What needs to be done ->
In the listing below, find every line containing "loss" and copy it out.

Task input ->
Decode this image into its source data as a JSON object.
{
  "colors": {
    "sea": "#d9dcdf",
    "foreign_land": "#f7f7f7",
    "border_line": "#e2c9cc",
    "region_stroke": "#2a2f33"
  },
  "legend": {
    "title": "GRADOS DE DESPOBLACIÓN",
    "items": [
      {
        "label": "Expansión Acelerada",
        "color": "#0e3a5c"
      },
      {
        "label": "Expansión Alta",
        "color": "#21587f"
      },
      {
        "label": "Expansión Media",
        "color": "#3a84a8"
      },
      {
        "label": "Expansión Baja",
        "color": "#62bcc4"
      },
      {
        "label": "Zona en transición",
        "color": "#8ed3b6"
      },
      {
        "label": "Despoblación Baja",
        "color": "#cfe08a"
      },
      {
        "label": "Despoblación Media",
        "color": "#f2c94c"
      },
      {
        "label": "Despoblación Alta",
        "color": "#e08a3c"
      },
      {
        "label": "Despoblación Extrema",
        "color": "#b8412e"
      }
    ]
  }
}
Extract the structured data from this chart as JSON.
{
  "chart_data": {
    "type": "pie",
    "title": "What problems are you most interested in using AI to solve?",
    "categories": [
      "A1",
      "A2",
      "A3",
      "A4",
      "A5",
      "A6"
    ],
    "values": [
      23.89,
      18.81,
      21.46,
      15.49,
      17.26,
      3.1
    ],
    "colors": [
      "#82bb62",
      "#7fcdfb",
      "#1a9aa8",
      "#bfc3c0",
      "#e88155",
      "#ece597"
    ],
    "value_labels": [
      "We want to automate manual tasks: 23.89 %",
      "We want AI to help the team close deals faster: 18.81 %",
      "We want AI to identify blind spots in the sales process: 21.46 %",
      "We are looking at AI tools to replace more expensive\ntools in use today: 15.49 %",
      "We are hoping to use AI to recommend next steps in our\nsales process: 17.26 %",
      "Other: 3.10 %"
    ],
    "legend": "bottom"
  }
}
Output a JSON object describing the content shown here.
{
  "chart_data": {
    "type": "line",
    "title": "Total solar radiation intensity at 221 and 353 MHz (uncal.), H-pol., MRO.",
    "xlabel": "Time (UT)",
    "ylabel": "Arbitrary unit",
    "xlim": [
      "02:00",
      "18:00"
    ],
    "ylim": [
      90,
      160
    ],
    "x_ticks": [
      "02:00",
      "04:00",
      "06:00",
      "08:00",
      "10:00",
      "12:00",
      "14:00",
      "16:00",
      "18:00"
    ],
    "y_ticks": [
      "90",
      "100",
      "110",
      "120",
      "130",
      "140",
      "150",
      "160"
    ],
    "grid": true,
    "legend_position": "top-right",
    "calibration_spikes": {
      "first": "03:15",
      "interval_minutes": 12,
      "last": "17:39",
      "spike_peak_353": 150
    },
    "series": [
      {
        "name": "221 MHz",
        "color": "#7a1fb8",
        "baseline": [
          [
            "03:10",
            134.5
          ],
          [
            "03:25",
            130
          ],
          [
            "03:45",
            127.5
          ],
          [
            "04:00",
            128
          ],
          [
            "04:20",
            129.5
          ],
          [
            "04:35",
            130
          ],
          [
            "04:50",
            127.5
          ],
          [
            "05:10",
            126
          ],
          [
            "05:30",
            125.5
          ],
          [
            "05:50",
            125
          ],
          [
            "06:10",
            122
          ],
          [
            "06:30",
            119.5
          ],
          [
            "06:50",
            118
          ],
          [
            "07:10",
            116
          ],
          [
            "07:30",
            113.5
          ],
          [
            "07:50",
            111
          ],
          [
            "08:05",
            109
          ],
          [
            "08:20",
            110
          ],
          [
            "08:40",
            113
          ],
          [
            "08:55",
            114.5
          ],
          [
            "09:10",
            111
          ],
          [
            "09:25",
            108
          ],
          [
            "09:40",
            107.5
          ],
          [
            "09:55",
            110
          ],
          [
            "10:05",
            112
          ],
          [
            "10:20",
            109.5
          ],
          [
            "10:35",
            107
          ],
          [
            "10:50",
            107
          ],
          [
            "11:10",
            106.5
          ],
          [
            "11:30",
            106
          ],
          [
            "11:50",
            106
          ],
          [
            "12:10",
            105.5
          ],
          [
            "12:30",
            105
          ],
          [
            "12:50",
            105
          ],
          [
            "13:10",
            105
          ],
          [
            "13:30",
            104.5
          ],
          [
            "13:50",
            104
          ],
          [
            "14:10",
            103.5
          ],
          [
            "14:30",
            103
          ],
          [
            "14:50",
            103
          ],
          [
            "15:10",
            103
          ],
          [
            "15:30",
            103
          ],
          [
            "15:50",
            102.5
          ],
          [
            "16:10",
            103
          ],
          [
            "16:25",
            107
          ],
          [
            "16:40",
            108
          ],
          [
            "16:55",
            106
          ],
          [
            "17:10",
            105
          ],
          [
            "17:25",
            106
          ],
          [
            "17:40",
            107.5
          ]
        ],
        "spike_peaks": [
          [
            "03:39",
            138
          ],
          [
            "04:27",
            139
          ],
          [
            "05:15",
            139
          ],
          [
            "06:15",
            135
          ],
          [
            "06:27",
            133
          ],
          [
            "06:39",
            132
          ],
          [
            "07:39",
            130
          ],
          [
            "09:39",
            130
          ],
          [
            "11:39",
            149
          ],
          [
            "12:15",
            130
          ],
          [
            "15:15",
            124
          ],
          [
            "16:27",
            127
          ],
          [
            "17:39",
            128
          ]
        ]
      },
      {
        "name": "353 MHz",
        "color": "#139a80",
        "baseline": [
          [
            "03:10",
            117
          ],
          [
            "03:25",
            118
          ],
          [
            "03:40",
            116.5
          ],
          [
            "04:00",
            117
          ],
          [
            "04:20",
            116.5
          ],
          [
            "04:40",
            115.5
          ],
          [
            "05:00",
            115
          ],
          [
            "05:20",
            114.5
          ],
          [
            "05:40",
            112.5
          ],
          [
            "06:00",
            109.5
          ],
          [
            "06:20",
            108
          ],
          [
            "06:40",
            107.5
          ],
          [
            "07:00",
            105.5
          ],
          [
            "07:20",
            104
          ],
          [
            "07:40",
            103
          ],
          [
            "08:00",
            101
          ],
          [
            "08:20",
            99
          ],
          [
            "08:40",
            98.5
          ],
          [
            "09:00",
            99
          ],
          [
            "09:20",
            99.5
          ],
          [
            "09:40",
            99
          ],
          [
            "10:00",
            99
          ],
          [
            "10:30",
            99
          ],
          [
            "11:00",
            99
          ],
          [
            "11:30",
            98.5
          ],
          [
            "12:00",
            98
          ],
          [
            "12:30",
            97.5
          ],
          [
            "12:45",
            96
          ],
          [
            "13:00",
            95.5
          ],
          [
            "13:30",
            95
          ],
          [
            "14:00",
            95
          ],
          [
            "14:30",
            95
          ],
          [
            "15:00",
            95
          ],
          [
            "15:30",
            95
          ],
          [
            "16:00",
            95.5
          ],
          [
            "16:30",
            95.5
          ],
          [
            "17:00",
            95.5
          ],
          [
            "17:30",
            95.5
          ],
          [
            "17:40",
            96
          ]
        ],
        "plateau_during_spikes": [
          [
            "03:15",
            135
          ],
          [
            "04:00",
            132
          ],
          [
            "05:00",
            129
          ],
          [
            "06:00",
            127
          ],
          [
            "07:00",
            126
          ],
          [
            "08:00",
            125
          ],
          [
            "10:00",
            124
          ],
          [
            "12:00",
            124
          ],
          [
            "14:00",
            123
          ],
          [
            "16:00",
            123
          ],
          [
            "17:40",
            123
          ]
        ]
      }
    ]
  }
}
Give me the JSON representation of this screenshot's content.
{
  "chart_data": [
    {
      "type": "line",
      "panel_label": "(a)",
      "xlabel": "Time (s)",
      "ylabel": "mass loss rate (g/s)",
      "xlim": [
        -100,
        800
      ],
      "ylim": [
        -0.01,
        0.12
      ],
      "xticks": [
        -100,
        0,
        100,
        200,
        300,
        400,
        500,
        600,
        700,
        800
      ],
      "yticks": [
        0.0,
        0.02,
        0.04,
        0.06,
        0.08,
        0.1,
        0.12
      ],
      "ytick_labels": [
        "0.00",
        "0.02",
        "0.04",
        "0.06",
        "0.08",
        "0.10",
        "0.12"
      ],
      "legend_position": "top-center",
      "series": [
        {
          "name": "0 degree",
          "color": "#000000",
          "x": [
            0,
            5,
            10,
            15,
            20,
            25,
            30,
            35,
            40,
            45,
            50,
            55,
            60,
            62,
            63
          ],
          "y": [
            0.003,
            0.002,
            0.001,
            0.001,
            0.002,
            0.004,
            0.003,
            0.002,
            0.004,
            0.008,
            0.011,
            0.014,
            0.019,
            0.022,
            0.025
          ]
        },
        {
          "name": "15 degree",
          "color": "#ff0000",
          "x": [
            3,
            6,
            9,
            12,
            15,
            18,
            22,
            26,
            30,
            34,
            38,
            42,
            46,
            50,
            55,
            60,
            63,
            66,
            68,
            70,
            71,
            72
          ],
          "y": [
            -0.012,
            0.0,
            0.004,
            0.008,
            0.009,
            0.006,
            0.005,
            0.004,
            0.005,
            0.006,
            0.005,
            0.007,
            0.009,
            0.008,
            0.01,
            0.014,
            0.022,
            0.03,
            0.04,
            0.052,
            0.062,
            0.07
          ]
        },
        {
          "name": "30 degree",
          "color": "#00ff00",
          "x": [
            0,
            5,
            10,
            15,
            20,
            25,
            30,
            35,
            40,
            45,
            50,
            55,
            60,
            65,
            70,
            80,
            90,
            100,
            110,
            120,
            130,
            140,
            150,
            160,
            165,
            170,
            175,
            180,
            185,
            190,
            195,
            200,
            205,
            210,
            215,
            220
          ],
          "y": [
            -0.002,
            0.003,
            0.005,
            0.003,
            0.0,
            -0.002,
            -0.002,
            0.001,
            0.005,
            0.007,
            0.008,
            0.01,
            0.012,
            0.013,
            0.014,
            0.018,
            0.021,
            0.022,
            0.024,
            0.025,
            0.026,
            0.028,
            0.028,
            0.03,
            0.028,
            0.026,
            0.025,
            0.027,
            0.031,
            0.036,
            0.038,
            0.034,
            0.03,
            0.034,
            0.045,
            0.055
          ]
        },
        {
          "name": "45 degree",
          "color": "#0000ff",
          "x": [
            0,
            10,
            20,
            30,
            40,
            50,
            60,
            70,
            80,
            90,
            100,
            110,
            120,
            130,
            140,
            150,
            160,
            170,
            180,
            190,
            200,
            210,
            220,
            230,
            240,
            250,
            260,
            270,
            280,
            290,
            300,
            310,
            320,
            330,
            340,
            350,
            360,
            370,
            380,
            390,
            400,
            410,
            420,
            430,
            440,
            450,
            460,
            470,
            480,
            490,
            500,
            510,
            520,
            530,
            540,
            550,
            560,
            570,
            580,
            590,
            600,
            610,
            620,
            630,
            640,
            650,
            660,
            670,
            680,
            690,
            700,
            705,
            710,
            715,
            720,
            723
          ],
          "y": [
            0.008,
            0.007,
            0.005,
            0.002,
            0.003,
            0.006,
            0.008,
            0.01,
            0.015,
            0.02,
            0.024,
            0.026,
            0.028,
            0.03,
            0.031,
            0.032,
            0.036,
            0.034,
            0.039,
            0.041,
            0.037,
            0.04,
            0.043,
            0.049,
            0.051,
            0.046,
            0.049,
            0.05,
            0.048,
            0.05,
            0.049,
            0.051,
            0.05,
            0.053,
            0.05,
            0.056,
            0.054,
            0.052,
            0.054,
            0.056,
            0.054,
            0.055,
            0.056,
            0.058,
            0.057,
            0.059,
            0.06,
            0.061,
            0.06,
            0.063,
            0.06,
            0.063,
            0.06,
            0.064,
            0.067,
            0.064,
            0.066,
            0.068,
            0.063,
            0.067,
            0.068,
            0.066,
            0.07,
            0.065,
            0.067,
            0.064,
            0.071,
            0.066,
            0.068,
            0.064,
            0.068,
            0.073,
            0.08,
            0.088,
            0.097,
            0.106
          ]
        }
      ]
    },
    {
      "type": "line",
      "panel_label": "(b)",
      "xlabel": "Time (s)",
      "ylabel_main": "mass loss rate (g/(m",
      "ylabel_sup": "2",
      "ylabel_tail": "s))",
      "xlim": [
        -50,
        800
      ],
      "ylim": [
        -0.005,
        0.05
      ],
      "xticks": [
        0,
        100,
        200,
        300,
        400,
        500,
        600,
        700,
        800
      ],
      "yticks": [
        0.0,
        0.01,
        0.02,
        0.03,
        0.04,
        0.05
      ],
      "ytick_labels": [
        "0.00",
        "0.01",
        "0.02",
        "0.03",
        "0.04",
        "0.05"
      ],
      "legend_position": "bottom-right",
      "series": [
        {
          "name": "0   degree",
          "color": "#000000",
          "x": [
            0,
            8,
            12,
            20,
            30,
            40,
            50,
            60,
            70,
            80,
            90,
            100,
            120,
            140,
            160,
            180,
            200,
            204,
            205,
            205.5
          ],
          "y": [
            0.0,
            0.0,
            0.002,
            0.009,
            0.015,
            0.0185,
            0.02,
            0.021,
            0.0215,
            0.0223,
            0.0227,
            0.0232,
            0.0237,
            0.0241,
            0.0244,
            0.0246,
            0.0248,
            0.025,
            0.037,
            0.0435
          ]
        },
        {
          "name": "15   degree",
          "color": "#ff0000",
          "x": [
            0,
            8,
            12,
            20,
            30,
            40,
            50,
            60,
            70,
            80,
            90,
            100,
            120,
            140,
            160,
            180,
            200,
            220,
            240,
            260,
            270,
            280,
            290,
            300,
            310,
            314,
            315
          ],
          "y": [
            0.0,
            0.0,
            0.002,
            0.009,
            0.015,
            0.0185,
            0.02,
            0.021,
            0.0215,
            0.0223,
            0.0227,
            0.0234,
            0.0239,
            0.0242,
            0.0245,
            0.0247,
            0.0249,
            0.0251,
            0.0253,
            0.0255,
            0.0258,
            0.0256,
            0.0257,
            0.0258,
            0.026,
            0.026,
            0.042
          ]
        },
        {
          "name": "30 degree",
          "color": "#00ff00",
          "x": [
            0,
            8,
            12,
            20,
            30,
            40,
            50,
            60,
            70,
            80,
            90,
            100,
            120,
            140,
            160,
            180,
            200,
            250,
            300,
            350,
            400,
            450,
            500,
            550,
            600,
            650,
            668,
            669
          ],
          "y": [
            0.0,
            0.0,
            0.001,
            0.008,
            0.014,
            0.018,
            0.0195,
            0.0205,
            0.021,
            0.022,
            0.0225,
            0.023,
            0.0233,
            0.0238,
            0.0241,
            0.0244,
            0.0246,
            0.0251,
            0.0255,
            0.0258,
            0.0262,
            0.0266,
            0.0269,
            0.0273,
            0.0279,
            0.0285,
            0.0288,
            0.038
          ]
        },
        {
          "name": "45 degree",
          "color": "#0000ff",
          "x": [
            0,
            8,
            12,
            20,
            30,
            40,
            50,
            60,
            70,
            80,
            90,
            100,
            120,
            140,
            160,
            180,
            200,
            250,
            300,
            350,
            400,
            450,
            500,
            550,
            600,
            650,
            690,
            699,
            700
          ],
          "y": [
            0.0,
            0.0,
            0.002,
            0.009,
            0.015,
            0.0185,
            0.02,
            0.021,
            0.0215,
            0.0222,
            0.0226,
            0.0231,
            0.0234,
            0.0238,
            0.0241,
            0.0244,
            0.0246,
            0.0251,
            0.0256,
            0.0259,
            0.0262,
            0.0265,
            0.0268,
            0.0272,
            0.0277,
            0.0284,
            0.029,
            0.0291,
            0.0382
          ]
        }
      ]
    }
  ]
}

Task answer ->
      "ylabel": "mass loss rate (g/s)",
      "ylabel_main": "mass loss rate (g/(m",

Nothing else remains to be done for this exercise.